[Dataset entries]
——
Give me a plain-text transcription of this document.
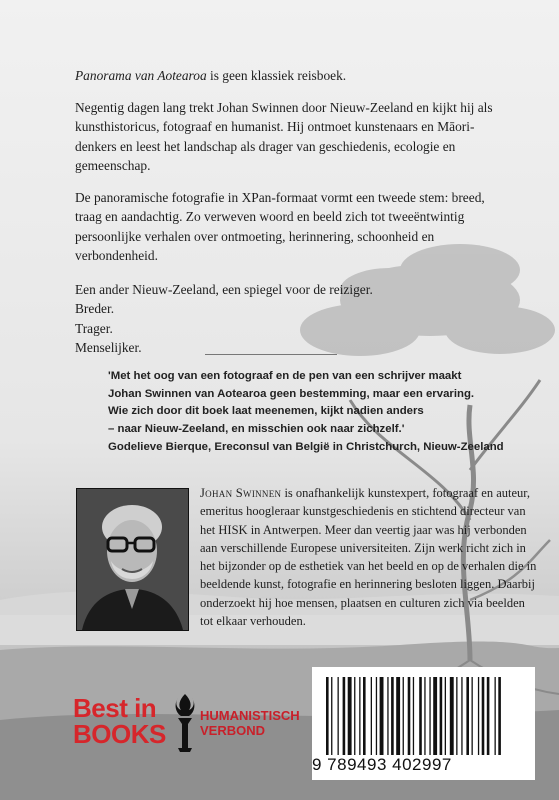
Panorama van Aotearoa is geen klassiek reisboek.

Negentig dagen lang trekt Johan Swinnen door Nieuw-Zeeland en kijkt hij als kunsthistoricus, fotograaf en humanist. Hij ontmoet kunstenaars en Māori-denkers en leest het landschap als drager van geschiedenis, ecologie en gemeenschap.

De panoramische fotografie in XPan-formaat vormt een tweede stem: breed, traag en aandachtig. Zo verweven woord en beeld zich tot tweeëntwintig persoonlijke verhalen over ontmoeting, herinnering, schoonheid en verbondenheid.

Een ander Nieuw-Zeeland, een spiegel voor de reiziger.
Breder.
Trager.
Menselijker.

'Met het oog van een fotograaf en de pen van een schrijver maakt
Johan Swinnen van Aotearoa geen bestemming, maar een ervaring.
Wie zich door dit boek laat meenemen, kijkt nadien anders
– naar Nieuw-Zeeland, en misschien ook naar zichzelf.'
Godelieve Bierque, Ereconsul van België in Christchurch, Nieuw-Zeeland
Johan Swinnen is onafhankelijk kunstexpert, fotograaf en auteur, emeritus hoogleraar kunstgeschiedenis en stichtend directeur van het HISK in Antwerpen. Meer dan veertig jaar was hij verbonden aan verschillende Europese universiteiten. Zijn werk richt zich in het bijzonder op de esthetiek van het beeld en op de verhalen die in beeldende kunst, fotografie en herinnering besloten liggen. Daarbij onderzoekt hij hoe mensen, plaatsen en culturen zich via beelden tot elkaar verhouden.
Best in
BOOKS
HUMANISTISCH
VERBOND
9 789493 402997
——
▶ **To do**
Scan the material and collect every line that contains "Aotearoa".

▶ **Solution to this exercise**
Panorama van Aotearoa is geen klassiek reisboek.
Johan Swinnen van Aotearoa geen bestemming, maar een ervaring.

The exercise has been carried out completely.